Supplied text:
========================

Euro at new high on German data

The euro hit a record high against the U.S. dollar after further evidence of improvement in German business confidence. The ZEW investor expectations index improved to five-month high of -32 in March from -39.5, one week after the IFO index hit a three-month high in February. EUR/USD jumped by a full cent in less than one hour to $1.5494, sending gold higher by $15 to $985 per ounce. The report solidifies the euro’s broadening rally by quelling expectations of an European Central Bank (ECB) rate cut and further damages sentiment in the dollar.

We could see further dollar losses at 8:30 am when the U.S. trade deficit is expected to have widened to $59.5 billion in January from $58.8 billion due to soaring oil imports. The silver lining of the U.S. trade gap is that U.S. exports have grown for an unprecedented 10 consecutive months, while imports have risen three times out of the last 10 months. A figure above $59 billion would also pose a drag on U.S. Q1 gross domestic product (GDP) growth and further confirm a recession.

Euro eyes $1.5530 after ZEW

The euro powers ahead across the board after the ZEW’s economic expectations index improved to -32.0 from -39.5, overshooting expectations of a -40.0 figure. The current conditions indicator eased to 32.1 from 33.7, but was better than the 30.0 median forecast. After the figures, Bundesbank Chief and ECB Governing Council Member Weber said the German economy shows “solid upswing,” adding that inflation may not recede much. Weber reiterated the ECB’s line that of increased downward risks to growth.

========================

Work to complete:
1. Can you copy the euro article word for word, between "The euro powers" and "risks to growth.", inclusive?
2. In the euro article, what was the median forecast for the ZEW current conditions indicator?

Recorded data:
========================

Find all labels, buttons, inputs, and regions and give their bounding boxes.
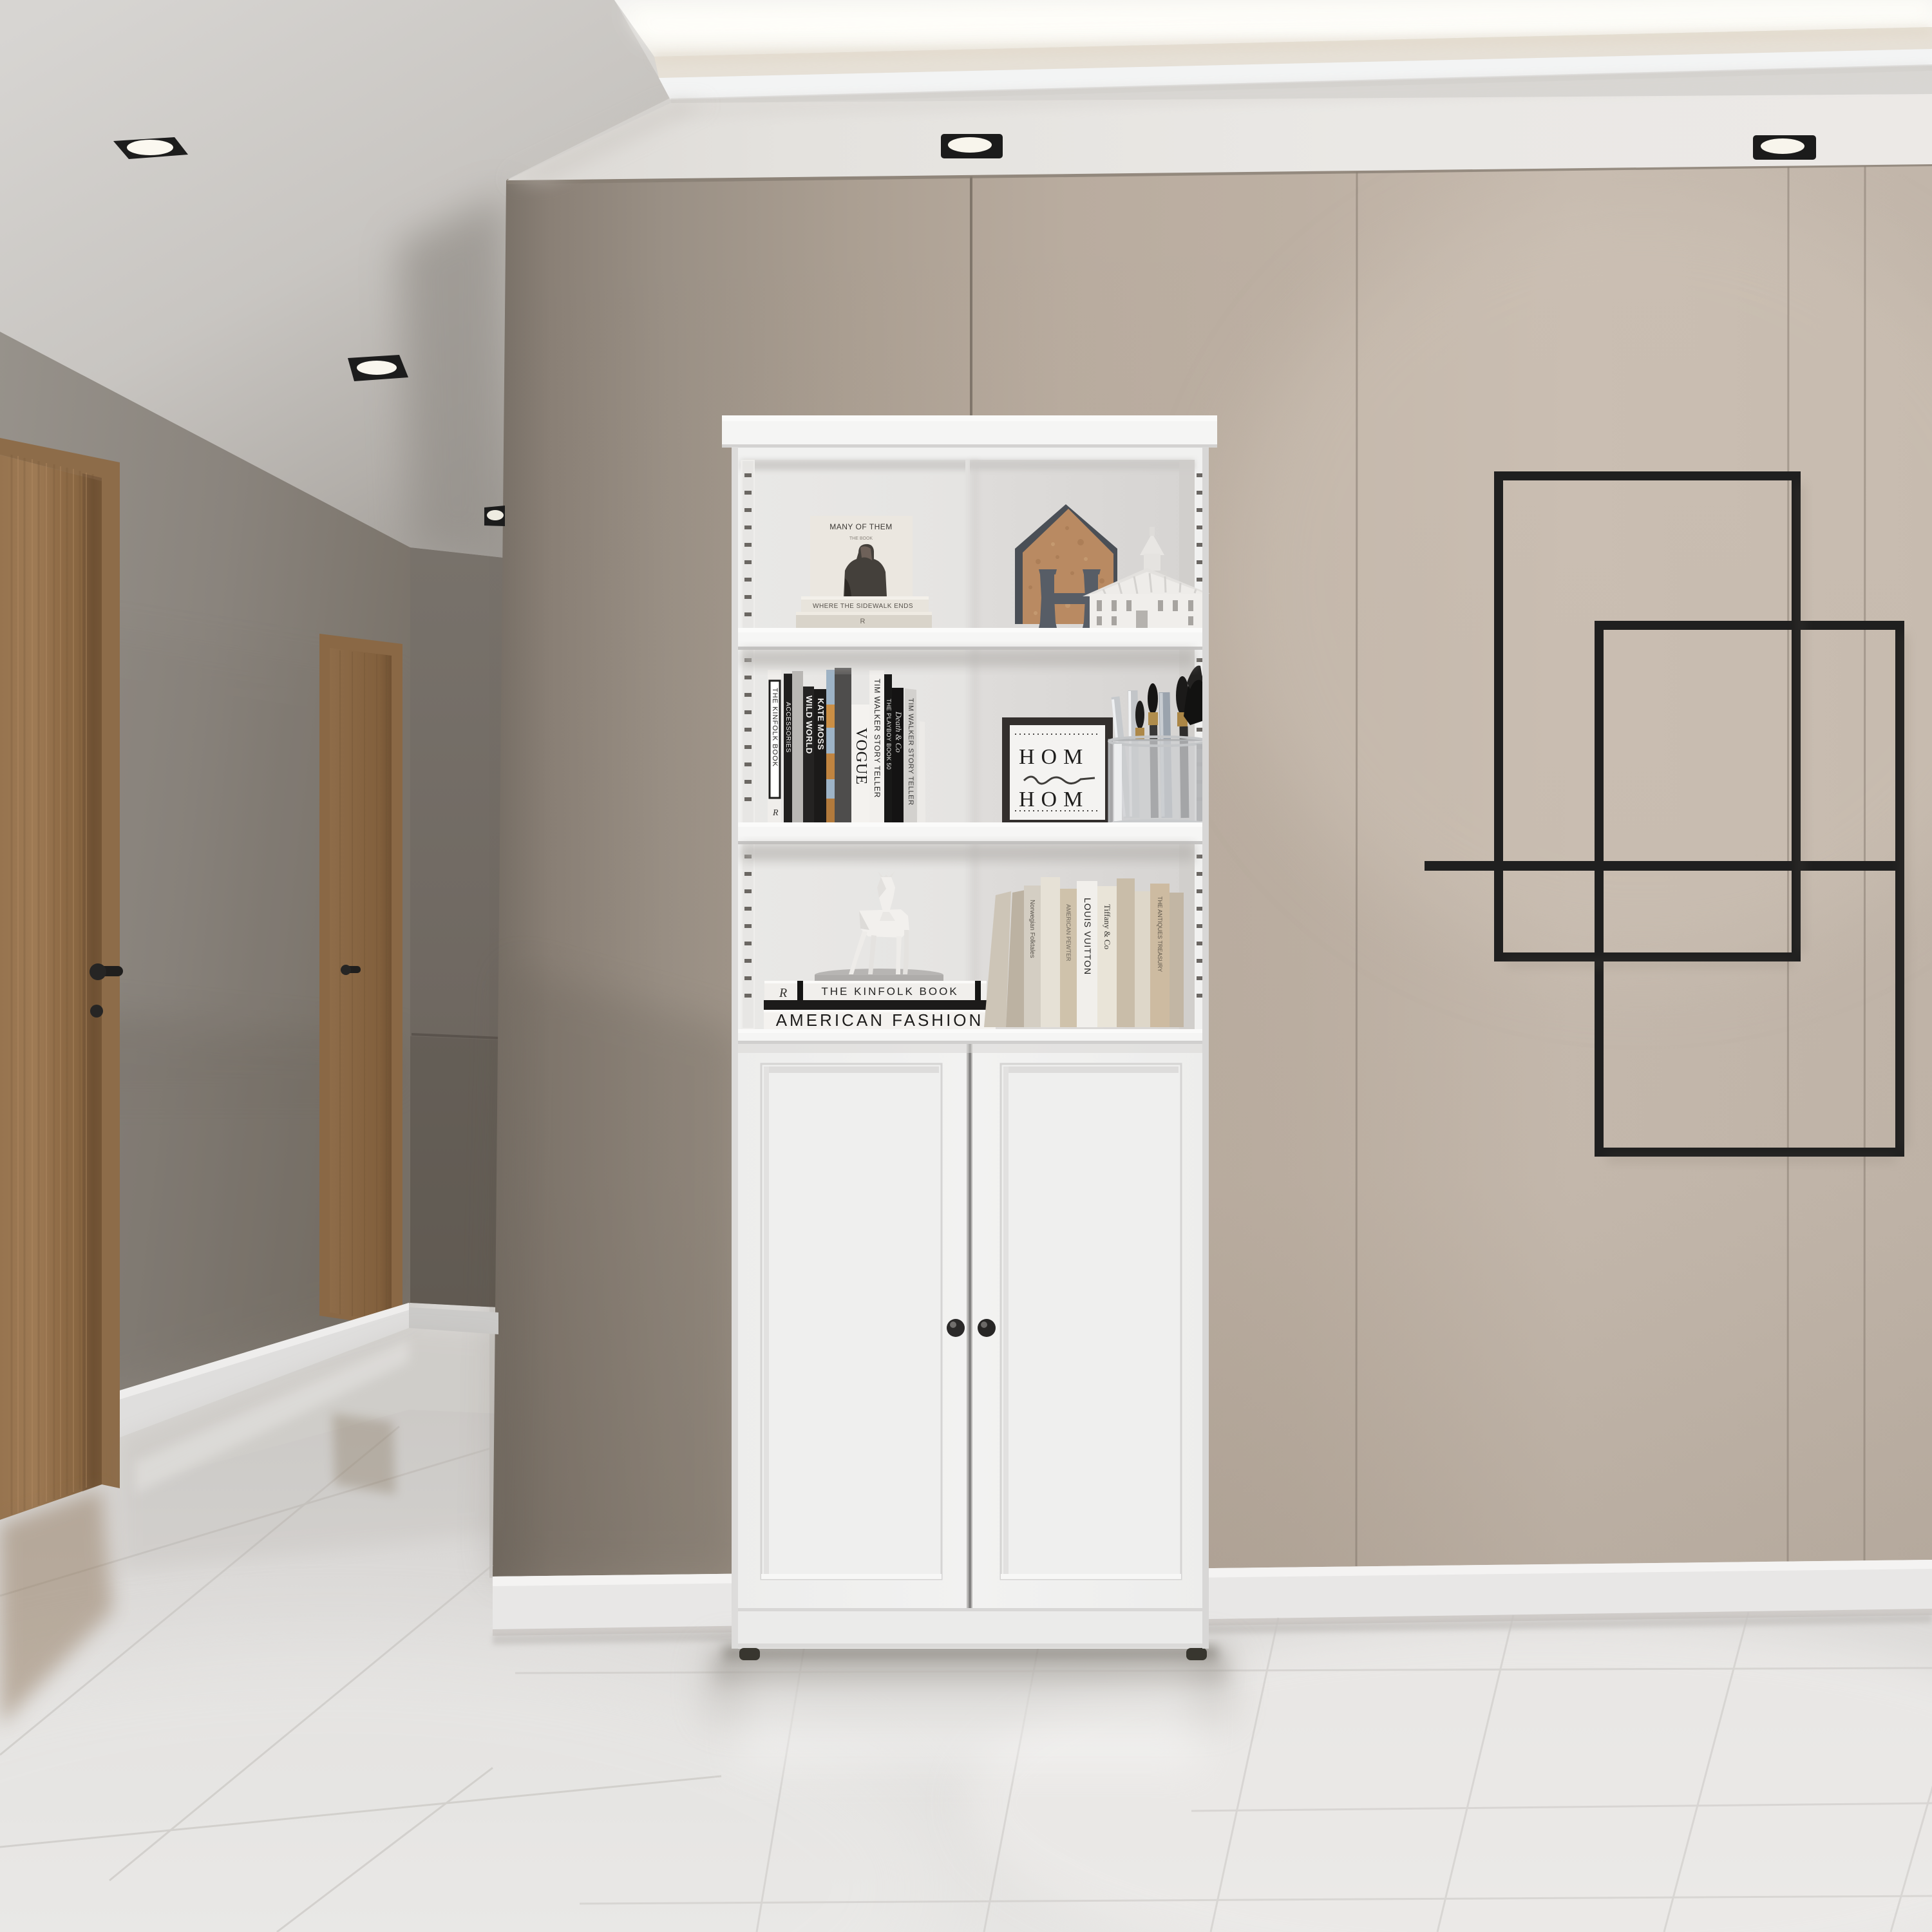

========================

Results of the tasks:
1.
The euro powers ahead across the board after the ZEW’s economic expectations index improved to -32.0 from -39.5, overshooting expectations of a -40.0 figure. The current conditions indicator eased to 32.1 from 33.7, but was better than the 30.0 median forecast. After the figures, Bundesbank Chief and ECB Governing Council Member Weber said the German economy shows “solid upswing,” adding that inflation may not recede much. Weber reiterated the ECB’s line that of increased downward risks to growth.

2. 30.0